▸ **Work required**:
Reproduce each line exactly. Skip none.

-- Start of Supplied material --

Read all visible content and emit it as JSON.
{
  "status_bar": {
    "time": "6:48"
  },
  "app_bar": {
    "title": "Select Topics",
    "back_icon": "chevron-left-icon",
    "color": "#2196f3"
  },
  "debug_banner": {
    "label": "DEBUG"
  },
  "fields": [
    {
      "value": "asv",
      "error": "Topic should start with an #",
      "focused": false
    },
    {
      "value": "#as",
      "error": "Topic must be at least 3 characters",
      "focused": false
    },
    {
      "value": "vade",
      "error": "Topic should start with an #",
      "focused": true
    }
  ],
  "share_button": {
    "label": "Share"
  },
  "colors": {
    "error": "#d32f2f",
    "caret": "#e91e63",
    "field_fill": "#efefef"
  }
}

-- End of Supplied material --

▸ **Response to the exercise**:
Read all visible content and emit it as JSON.
{
  "status_bar": {
    "time": "6:48"
  },
  "app_bar": {
    "title": "Select Topics",
    "back_icon": "chevron-left-icon",
    "color": "#2196f3"
  },
  "debug_banner": {
    "label": "DEBUG"
  },
  "fields": [
    {
      "value": "asv",
      "error": "Topic should start with an #",
      "focused": false
    },
    {
      "value": "#as",
      "error": "Topic must be at least 3 characters",
      "focused": false
    },
    {
      "value": "vade",
      "error": "Topic should start with an #",
      "focused": true
    }
  ],
  "share_button": {
    "label": "Share"
  },
  "colors": {
    "error": "#d32f2f",
    "caret": "#e91e63",
    "field_fill": "#efefef"
  }
}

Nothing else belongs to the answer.